_GOAL A_
Answer these questions about the Shek O Hillside Sector bouldering guide:
(i) What kind of rock are the boulders in the Hillside Sector?
(ii) What plants might be around the blocks?
(iii) How many large boulders make up the first set of blocs you reach?
_GOAL B_
From the Shek O Hillside Sector guide, quote the stretch from "Situated on the" through "lines and futuristic projects.".

_READING PASSAGE_
Situated on the vegetated hillside overlooking the souther end of the main beach at Shek O, the Hillside Sector comprises a number of coarse, scattered, and typically large granite boulders with some stunning lines and futuristic projects.
Note: Most blocks have only recently been unearthed from the vegetation (and more clearance is still needed to make landings safe) so a bunch of the lines still need to be reclaimed to check and confirm the grades. Also, there might be some poison sumac / ivy around as i got some rashes after clearing out the backside of The Daddy, you’ve been warned…
From the main car park at Shek O beach, walk south along the beach towards the restaurant at the back of its far end. From here, follow the streamline past the restaurant to reach a footpath leading up the hill. Follow this footpath (dirt trail with frequent concrete steps) up the hill. Upon reaching a small cluster of hillside graves, look for a collection of burial urns to the right of the main path and between the main graves. At the back of this cluster, a dirt trail leads through the trees to bring you to a granite slab. Follow this to the top and then trend right to reach the boulders. It is also possible to stay left and on the main path from the graves, passing through some vegetated ‘tunnels’ and across several small granite slabs to reach a much larger slab. Upon reaching the large slab (about level with the Hillside Boulders), follow the right-hand branch of the trail and contour the hillside to bring you to the first set of boulders
The first set of blocs you reach is a cluster of three large boulders that look like they’ve been split down the middle. These offer some highball classics, test-pieces and futuristic projects.

[Stored data entries]
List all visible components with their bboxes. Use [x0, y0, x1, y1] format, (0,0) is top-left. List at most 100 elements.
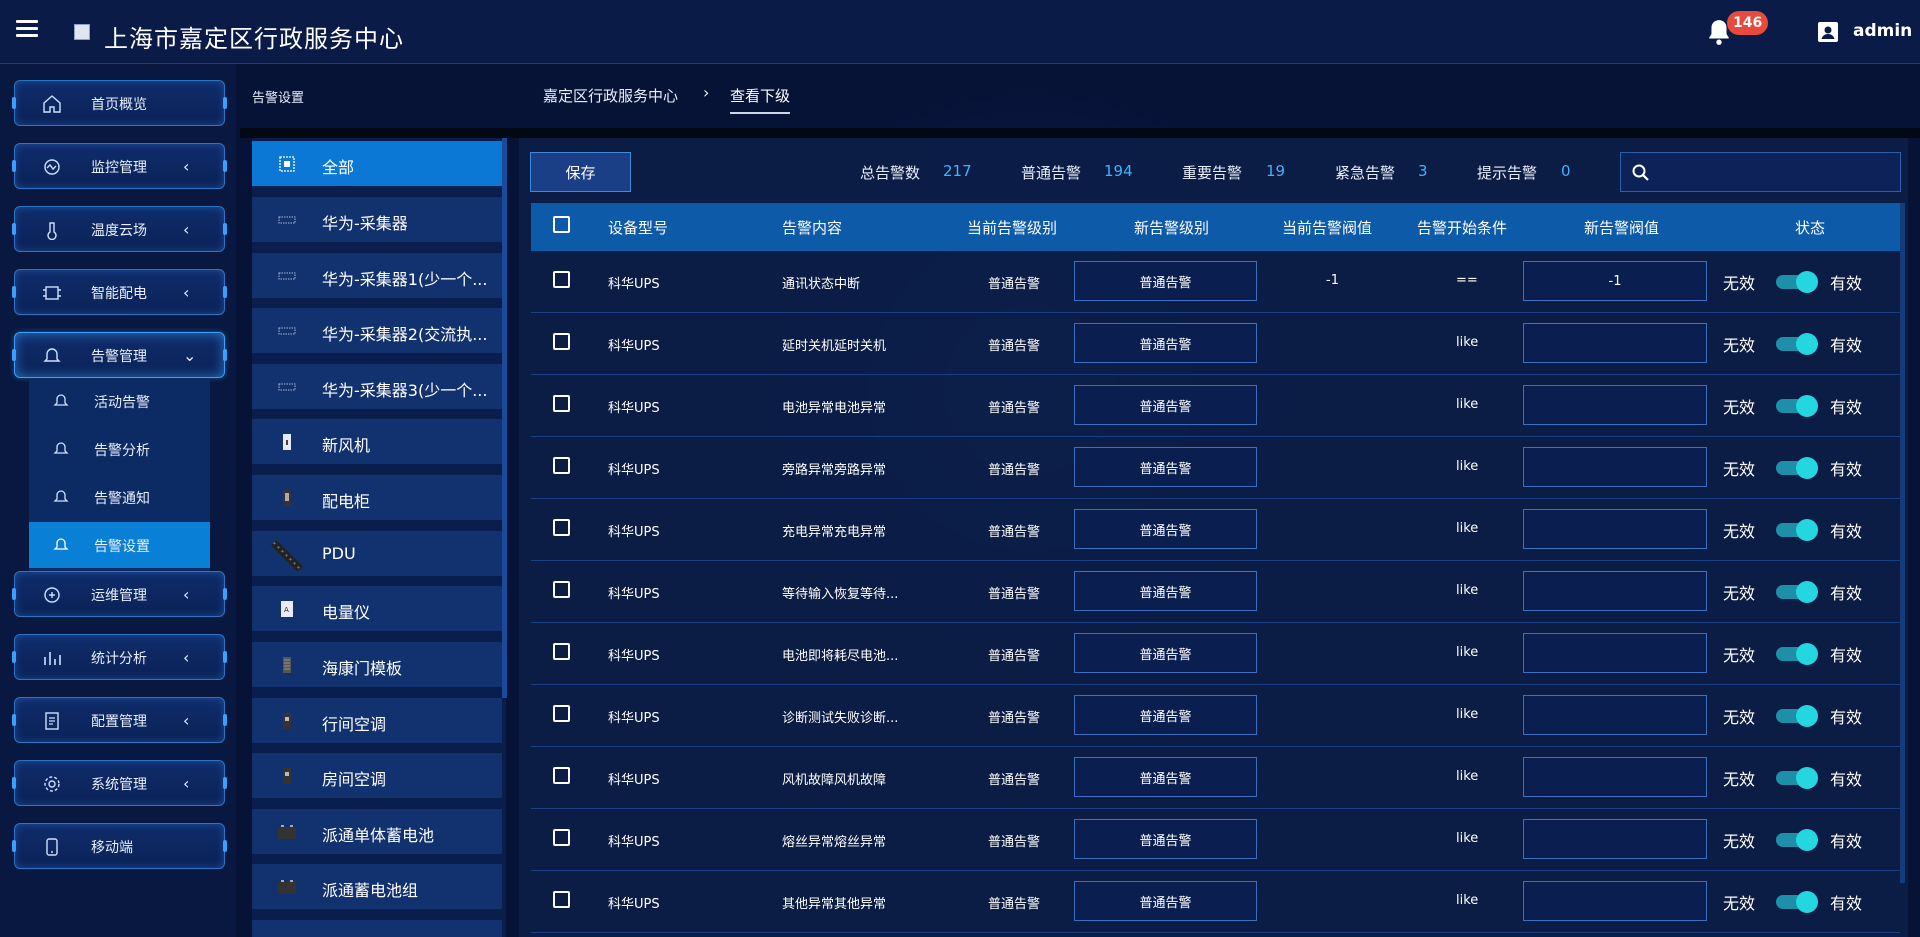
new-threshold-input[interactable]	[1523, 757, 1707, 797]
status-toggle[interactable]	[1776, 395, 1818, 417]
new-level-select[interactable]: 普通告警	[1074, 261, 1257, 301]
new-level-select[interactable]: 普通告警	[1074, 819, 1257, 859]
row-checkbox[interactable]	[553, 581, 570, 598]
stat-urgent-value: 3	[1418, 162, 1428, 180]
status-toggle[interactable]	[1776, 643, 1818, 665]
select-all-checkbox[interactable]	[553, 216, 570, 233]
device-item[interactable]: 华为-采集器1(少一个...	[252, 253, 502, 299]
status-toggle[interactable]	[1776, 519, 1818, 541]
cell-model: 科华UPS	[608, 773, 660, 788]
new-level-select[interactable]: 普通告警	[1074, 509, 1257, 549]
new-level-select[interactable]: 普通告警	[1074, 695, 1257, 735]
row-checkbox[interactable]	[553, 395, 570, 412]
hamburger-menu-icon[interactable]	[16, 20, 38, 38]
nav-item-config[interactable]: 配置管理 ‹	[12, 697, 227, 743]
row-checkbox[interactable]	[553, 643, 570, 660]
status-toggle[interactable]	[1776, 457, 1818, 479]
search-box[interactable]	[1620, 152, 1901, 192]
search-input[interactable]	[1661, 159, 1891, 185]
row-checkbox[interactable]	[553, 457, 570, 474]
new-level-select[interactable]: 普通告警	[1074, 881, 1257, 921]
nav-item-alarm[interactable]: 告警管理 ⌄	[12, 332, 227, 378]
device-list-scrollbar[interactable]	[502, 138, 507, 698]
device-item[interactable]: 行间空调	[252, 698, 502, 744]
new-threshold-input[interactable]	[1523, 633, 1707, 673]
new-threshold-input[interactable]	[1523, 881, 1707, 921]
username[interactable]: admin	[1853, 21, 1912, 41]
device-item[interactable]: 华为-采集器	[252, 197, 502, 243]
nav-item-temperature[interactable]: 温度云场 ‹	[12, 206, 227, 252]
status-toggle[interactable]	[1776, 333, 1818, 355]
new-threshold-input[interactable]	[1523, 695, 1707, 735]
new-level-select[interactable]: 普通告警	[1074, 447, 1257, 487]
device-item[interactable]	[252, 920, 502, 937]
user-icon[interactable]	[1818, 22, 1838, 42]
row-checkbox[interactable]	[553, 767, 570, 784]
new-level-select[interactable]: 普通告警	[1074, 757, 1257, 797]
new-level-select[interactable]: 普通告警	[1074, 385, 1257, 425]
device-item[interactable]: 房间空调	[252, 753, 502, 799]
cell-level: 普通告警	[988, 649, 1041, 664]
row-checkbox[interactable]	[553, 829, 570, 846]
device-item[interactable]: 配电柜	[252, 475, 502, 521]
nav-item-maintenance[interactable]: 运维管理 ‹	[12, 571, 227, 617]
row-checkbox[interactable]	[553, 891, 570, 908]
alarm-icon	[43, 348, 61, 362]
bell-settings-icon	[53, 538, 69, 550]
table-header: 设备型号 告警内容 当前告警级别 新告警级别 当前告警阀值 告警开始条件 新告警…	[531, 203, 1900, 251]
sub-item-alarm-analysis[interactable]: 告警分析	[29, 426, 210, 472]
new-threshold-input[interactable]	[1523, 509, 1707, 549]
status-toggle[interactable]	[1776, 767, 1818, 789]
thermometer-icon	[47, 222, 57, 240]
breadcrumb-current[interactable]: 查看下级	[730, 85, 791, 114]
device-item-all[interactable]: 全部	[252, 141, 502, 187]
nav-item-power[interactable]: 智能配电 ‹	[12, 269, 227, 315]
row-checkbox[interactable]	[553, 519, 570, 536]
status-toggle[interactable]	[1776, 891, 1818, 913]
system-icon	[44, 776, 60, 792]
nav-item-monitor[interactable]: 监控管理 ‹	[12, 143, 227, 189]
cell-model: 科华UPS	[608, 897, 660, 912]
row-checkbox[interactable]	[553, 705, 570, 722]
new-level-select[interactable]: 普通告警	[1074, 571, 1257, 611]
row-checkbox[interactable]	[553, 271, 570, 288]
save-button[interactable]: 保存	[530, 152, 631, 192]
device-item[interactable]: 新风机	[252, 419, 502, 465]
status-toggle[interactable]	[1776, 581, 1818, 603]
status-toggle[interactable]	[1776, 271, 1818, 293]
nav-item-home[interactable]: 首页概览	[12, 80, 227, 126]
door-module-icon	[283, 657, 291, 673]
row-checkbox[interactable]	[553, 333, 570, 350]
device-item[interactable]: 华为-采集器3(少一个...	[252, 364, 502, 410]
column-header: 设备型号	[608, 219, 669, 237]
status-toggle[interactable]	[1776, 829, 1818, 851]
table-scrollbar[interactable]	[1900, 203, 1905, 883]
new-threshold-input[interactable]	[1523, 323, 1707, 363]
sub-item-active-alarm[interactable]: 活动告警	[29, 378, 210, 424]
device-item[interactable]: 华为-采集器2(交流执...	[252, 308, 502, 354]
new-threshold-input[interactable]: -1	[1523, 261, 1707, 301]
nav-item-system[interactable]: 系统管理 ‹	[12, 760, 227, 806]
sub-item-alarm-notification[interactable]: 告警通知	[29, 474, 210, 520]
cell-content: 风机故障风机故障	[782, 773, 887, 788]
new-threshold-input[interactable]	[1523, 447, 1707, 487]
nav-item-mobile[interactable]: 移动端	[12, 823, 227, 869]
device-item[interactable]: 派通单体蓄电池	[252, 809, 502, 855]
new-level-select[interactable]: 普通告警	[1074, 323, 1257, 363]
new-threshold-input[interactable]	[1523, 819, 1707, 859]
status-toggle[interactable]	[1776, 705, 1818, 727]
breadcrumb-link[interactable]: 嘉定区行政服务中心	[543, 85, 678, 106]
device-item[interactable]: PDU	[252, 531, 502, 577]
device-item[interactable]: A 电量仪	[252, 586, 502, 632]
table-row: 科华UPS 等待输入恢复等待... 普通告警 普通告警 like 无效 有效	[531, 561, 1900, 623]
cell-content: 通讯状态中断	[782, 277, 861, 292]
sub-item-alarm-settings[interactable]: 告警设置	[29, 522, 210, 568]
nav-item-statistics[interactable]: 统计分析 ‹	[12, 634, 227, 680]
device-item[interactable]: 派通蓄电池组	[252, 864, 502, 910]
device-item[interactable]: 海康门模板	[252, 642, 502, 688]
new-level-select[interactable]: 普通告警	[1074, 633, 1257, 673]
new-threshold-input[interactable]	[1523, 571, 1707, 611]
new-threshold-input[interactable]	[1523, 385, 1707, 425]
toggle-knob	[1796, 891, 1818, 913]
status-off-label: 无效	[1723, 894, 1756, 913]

...

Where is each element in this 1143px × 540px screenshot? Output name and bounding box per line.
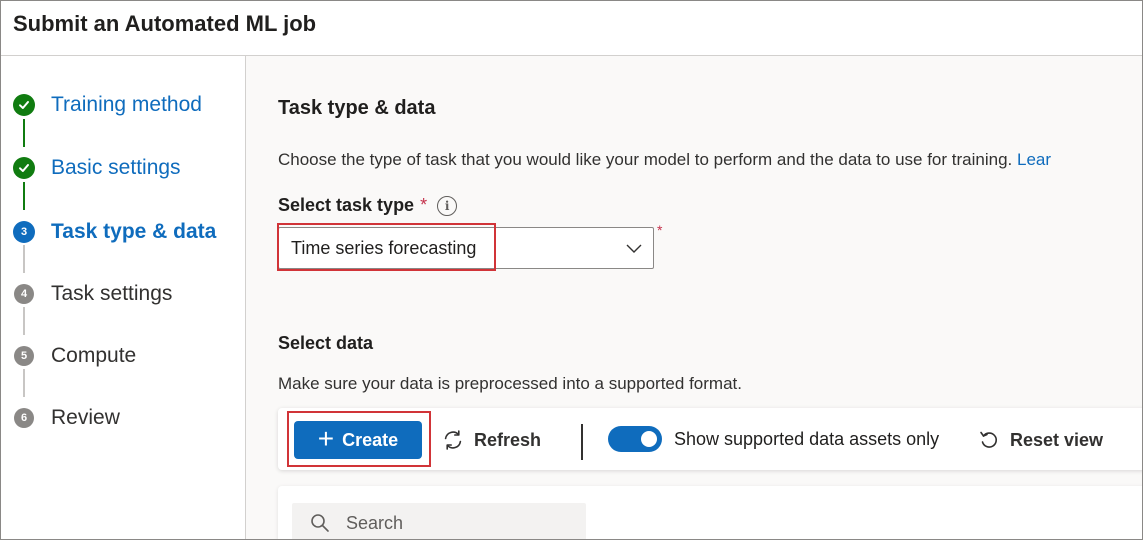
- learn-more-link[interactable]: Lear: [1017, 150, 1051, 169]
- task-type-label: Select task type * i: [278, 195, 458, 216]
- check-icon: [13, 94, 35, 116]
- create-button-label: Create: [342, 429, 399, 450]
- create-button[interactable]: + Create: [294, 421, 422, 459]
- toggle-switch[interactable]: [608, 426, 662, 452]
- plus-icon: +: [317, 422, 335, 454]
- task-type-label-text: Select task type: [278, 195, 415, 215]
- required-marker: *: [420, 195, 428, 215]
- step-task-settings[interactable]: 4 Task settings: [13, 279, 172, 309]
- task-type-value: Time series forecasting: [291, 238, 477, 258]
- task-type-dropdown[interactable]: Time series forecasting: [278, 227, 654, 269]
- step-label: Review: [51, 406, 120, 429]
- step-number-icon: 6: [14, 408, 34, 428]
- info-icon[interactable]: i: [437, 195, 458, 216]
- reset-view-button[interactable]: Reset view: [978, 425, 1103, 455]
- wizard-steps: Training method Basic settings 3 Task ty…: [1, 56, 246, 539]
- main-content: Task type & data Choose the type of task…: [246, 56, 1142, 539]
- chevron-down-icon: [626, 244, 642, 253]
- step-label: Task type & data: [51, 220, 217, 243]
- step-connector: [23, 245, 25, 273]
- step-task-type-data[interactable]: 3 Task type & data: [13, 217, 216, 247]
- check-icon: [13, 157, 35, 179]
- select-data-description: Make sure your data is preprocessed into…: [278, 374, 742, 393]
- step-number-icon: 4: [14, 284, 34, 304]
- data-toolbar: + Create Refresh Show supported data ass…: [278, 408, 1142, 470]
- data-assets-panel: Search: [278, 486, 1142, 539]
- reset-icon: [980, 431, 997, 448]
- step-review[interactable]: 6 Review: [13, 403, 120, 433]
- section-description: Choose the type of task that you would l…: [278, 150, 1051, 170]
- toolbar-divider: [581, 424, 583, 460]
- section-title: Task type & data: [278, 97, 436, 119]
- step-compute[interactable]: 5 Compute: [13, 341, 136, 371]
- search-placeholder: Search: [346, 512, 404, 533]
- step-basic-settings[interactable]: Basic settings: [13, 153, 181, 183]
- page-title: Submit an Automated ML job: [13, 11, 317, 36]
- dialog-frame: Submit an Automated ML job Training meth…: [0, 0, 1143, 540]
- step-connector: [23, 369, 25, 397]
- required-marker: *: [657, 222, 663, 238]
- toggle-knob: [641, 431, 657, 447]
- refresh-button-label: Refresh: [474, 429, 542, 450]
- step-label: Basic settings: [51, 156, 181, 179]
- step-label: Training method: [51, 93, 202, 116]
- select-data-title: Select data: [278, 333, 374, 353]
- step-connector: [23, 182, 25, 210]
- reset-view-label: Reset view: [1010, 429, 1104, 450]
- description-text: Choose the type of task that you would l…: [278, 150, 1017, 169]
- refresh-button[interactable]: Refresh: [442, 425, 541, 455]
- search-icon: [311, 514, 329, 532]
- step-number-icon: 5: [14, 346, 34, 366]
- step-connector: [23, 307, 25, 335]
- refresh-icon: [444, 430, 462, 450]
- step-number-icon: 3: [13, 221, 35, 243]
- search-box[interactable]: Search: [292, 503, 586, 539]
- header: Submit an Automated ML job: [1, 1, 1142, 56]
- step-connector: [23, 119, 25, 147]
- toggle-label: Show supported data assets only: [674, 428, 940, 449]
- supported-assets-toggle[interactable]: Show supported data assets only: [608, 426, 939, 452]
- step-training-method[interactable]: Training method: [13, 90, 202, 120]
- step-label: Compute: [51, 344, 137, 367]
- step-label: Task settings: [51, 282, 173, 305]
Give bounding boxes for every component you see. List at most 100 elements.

---

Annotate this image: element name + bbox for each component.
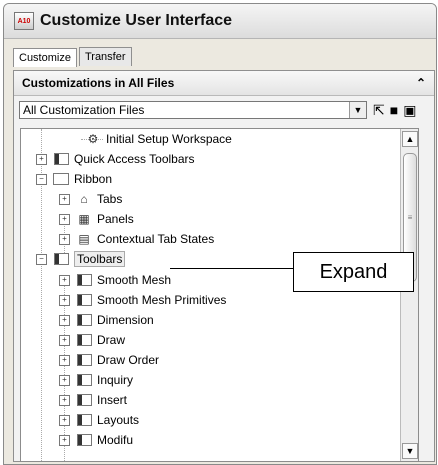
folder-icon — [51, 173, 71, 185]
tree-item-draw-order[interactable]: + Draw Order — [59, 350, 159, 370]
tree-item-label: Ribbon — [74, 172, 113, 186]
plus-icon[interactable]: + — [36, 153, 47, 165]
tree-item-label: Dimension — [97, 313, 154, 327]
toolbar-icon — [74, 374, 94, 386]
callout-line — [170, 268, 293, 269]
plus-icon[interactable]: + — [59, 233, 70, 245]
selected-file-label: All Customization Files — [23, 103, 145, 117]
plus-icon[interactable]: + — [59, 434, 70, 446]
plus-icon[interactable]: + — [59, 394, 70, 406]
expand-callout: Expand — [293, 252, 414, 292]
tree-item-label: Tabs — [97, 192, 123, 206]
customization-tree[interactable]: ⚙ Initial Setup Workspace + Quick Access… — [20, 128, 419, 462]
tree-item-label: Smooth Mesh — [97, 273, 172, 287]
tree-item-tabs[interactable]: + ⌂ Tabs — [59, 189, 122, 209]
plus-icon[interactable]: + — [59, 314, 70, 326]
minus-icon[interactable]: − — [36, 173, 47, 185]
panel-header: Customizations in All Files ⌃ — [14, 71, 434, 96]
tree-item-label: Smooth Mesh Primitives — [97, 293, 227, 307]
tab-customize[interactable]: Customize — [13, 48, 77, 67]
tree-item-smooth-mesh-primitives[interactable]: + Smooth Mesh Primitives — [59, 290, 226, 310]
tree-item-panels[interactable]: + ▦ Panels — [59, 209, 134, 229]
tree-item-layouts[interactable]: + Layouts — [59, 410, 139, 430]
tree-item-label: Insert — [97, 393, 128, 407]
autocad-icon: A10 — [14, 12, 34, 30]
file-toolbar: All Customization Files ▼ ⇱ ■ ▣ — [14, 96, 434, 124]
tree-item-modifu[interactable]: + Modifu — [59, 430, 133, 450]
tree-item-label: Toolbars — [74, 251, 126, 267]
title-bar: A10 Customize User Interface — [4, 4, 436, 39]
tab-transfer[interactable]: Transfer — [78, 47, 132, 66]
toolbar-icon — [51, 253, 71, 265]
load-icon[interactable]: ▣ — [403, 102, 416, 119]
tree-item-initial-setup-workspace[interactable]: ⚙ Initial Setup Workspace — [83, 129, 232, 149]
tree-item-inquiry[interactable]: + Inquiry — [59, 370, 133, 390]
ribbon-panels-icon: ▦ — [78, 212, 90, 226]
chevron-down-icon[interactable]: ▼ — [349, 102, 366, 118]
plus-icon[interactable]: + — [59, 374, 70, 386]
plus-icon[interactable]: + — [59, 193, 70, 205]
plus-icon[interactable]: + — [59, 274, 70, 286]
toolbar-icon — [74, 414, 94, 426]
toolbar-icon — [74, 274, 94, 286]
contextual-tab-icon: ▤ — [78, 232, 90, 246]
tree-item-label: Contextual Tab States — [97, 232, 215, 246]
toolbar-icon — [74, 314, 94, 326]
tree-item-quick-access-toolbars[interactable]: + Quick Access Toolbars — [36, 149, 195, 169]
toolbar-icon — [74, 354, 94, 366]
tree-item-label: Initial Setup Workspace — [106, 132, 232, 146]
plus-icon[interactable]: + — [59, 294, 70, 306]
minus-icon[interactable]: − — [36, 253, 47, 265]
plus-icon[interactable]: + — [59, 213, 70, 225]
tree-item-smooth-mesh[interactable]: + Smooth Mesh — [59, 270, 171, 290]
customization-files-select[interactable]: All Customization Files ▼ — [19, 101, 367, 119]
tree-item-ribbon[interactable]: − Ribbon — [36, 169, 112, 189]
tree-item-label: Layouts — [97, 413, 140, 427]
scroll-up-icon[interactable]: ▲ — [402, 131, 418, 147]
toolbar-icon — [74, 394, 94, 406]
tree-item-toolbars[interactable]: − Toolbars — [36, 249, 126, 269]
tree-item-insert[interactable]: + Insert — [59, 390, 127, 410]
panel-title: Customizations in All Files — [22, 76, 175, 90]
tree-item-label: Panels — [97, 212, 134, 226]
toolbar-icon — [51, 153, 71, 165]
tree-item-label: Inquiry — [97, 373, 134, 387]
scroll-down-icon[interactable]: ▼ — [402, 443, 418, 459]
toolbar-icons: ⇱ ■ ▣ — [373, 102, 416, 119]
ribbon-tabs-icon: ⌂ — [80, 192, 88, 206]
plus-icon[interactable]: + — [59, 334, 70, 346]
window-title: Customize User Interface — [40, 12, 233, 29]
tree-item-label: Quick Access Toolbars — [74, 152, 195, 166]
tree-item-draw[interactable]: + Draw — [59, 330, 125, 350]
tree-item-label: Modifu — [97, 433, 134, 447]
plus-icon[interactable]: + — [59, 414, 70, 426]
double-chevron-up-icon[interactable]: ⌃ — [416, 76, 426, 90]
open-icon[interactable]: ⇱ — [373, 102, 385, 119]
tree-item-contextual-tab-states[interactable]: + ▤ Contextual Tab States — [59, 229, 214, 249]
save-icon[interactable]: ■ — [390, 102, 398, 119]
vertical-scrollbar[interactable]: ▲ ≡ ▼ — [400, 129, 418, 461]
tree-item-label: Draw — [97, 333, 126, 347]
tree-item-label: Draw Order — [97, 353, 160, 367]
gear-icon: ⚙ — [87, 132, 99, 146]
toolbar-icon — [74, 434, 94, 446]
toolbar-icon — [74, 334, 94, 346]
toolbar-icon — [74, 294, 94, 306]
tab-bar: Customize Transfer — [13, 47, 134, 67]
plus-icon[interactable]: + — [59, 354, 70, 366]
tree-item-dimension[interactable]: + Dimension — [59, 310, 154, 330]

_CORRECT ANSWER A_
(i) Granite.
(ii) Poison sumac / ivy.
(iii) Three.

_CORRECT ANSWER B_
Situated on the vegetated hillside overlooking the souther end of the main beach at Shek O, the Hillside Sector comprises a number of coarse, scattered, and typically large granite boulders with some stunning lines and futuristic projects.